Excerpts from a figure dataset
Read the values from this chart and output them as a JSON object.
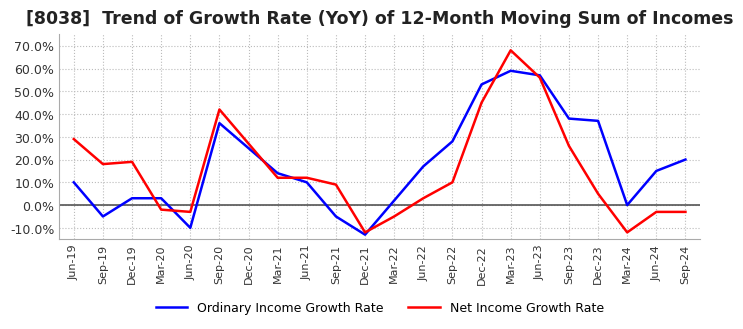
{
  "title": "[8038]  Trend of Growth Rate (YoY) of 12-Month Moving Sum of Incomes",
  "title_fontsize": 12.5,
  "ylim": [
    -15,
    75
  ],
  "yticks": [
    -10.0,
    0.0,
    10.0,
    20.0,
    30.0,
    40.0,
    50.0,
    60.0,
    70.0
  ],
  "background_color": "#ffffff",
  "grid_color": "#bbbbbb",
  "ordinary_color": "#0000ff",
  "net_color": "#ff0000",
  "ordinary_label": "Ordinary Income Growth Rate",
  "net_label": "Net Income Growth Rate",
  "x_labels": [
    "Jun-19",
    "Sep-19",
    "Dec-19",
    "Mar-20",
    "Jun-20",
    "Sep-20",
    "Dec-20",
    "Mar-21",
    "Jun-21",
    "Sep-21",
    "Dec-21",
    "Mar-22",
    "Jun-22",
    "Sep-22",
    "Dec-22",
    "Mar-23",
    "Jun-23",
    "Sep-23",
    "Dec-23",
    "Mar-24",
    "Jun-24",
    "Sep-24"
  ],
  "ordinary_values": [
    10.0,
    -5.0,
    3.0,
    3.0,
    -10.0,
    36.0,
    25.0,
    14.0,
    10.0,
    -5.0,
    -13.0,
    2.0,
    17.0,
    28.0,
    53.0,
    59.0,
    57.0,
    38.0,
    37.0,
    0.0,
    15.0,
    20.0
  ],
  "net_values": [
    29.0,
    18.0,
    19.0,
    -2.0,
    -3.0,
    42.0,
    27.0,
    12.0,
    12.0,
    9.0,
    -12.0,
    -5.0,
    3.0,
    10.0,
    45.0,
    68.0,
    56.0,
    26.0,
    5.0,
    -12.0,
    -3.0,
    -3.0
  ]
}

Required work: Among the entries, how many lines include the word "Growth"? Answer with a single number and nothing further.

The completed task: 3